Given request:
Restate the entire listing word for word.

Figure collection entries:
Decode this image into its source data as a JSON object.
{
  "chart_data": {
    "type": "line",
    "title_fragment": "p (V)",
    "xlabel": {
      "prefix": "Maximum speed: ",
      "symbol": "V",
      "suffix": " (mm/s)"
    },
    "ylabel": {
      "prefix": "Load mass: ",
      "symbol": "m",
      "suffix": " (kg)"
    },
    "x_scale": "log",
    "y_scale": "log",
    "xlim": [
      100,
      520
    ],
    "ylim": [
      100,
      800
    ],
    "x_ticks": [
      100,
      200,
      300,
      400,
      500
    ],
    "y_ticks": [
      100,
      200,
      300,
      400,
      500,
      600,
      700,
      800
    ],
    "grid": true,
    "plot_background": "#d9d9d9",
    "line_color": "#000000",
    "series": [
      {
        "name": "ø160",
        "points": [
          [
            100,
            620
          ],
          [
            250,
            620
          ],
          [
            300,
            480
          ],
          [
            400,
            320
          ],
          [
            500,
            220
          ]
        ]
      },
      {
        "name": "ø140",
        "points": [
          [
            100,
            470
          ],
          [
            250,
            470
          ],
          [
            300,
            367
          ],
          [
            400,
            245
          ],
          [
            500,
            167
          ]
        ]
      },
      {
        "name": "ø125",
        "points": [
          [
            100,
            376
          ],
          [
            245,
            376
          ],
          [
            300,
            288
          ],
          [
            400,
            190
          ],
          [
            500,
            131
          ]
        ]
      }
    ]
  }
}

Answer to this exercise:
Decode this image into its source data as a JSON object.
{
  "chart_data": {
    "type": "line",
    "title_fragment": "p (V)",
    "xlabel": {
      "prefix": "Maximum speed: ",
      "symbol": "V",
      "suffix": " (mm/s)"
    },
    "ylabel": {
      "prefix": "Load mass: ",
      "symbol": "m",
      "suffix": " (kg)"
    },
    "x_scale": "log",
    "y_scale": "log",
    "xlim": [
      100,
      520
    ],
    "ylim": [
      100,
      800
    ],
    "x_ticks": [
      100,
      200,
      300,
      400,
      500
    ],
    "y_ticks": [
      100,
      200,
      300,
      400,
      500,
      600,
      700,
      800
    ],
    "grid": true,
    "plot_background": "#d9d9d9",
    "line_color": "#000000",
    "series": [
      {
        "name": "ø160",
        "points": [
          [
            100,
            620
          ],
          [
            250,
            620
          ],
          [
            300,
            480
          ],
          [
            400,
            320
          ],
          [
            500,
            220
          ]
        ]
      },
      {
        "name": "ø140",
        "points": [
          [
            100,
            470
          ],
          [
            250,
            470
          ],
          [
            300,
            367
          ],
          [
            400,
            245
          ],
          [
            500,
            167
          ]
        ]
      },
      {
        "name": "ø125",
        "points": [
          [
            100,
            376
          ],
          [
            245,
            376
          ],
          [
            300,
            288
          ],
          [
            400,
            190
          ],
          [
            500,
            131
          ]
        ]
      }
    ]
  }
}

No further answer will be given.